▶ [Document passage]:

↓

Limited empirical data on the effectiveness of various instructional approaches in teaching research ethics are available to guide Botswana institutions as they expand their training efforts. The traditional practice among the Batswana people to discuss issues of importance in familial and communal settings would suggest that face-to-face small-group problem-solving would be highly effective. Wholly on-line instruction, despite its advantages as a low-cost, scalable, flexible medium, requires reliable Internet access, a rarity in Botswana where Internet service, even within government and academic centers, is sporadic. Use of email as a communication tool, however, is fairly common, particularly among Batswana professionals, although access to computers with connectivity is frequently limited to the workplace or Internet cafes.

↑

▶ [Description of the task]: Please copy out the whole passage on research ethics training in Botswana, word for word.

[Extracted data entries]
↓

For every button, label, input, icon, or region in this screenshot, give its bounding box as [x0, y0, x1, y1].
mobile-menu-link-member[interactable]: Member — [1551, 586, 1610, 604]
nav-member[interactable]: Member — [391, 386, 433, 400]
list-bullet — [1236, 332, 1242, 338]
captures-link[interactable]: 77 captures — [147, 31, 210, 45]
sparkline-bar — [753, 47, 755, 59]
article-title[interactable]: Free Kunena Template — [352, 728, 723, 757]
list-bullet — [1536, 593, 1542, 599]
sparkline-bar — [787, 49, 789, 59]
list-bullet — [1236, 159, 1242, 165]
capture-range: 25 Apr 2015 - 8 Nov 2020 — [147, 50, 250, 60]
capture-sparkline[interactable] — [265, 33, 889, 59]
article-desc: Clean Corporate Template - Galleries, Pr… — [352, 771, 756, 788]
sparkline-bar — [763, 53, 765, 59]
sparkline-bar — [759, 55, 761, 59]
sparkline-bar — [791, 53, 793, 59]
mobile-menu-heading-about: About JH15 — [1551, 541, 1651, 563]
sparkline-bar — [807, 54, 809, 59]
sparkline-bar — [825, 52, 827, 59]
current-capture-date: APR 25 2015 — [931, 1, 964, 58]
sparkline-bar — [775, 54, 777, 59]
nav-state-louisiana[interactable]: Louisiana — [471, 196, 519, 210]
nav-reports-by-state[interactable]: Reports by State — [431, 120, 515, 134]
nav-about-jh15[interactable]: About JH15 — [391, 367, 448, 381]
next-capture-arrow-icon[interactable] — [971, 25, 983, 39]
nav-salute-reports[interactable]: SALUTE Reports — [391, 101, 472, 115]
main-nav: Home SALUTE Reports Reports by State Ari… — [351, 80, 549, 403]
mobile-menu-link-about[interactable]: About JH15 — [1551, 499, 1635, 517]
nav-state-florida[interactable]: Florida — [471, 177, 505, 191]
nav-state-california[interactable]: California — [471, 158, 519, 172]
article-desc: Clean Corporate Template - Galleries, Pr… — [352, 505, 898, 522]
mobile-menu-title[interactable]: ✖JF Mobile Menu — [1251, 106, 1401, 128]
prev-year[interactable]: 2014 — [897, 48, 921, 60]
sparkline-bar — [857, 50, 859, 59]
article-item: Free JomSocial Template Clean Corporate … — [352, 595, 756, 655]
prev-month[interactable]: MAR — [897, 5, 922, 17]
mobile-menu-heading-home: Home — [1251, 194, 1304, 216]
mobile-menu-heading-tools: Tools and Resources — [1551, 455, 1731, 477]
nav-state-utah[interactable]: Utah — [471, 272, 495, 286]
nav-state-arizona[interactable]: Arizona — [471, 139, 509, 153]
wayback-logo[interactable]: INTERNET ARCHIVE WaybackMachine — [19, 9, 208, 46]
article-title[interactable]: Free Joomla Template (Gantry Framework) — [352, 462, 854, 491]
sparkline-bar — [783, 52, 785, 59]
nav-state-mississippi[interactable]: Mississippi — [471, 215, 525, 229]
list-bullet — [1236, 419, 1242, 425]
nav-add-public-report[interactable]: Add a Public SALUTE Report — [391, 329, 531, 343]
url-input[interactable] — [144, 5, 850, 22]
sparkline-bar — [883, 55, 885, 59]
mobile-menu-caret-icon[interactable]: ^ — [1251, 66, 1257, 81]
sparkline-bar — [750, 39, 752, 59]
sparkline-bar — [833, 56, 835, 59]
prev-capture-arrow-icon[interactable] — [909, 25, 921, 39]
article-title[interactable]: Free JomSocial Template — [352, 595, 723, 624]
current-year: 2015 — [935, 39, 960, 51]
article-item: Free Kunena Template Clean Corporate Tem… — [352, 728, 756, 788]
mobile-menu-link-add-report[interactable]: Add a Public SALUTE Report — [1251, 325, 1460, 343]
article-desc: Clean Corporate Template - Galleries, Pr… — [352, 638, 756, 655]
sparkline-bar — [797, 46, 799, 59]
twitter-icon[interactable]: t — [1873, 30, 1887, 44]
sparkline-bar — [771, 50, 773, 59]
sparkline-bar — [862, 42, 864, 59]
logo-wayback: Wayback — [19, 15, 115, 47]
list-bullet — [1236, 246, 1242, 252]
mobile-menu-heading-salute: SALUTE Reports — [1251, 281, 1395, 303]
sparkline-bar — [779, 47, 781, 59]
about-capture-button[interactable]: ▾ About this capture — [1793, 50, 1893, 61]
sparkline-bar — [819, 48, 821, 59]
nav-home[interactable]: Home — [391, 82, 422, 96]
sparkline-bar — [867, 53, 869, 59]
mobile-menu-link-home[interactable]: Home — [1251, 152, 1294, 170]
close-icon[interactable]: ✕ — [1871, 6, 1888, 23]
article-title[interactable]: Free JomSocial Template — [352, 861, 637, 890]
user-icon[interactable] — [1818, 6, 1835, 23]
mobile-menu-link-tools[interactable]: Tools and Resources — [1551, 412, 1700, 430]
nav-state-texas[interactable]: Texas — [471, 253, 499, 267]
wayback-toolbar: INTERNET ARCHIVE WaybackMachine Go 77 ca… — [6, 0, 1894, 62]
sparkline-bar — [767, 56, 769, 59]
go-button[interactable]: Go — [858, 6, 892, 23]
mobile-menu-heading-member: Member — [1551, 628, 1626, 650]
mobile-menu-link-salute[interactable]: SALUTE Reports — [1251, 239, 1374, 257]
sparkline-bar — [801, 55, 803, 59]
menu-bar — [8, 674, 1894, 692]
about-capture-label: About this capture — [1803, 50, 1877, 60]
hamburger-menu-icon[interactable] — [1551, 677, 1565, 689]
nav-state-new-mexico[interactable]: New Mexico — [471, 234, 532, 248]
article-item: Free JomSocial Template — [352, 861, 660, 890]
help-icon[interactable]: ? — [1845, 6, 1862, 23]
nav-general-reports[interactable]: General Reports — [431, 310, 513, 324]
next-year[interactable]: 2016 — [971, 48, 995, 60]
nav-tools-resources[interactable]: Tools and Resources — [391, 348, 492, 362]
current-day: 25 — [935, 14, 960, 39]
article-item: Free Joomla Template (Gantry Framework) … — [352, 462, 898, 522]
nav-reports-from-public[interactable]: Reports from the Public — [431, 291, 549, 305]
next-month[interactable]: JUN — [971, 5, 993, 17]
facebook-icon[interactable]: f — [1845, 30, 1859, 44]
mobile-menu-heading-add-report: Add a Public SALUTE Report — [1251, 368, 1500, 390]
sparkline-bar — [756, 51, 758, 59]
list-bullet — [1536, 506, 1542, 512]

↑

▶ [Task output]:
Limited empirical data on the effectiveness of various instructional approaches in teaching research ethics are available to guide Botswana institutions as they expand their training efforts. The traditional practice among the Batswana people to discuss issues of importance in familial and communal settings would suggest that face-to-face small-group problem-solving would be highly effective. Wholly on-line instruction, despite its advantages as a low-cost, scalable, flexible medium, requires reliable Internet access, a rarity in Botswana where Internet service, even within government and academic centers, is sporadic. Use of email as a communication tool, however, is fairly common, particularly among Batswana professionals, although access to computers with connectivity is frequently limited to the workplace or Internet cafes.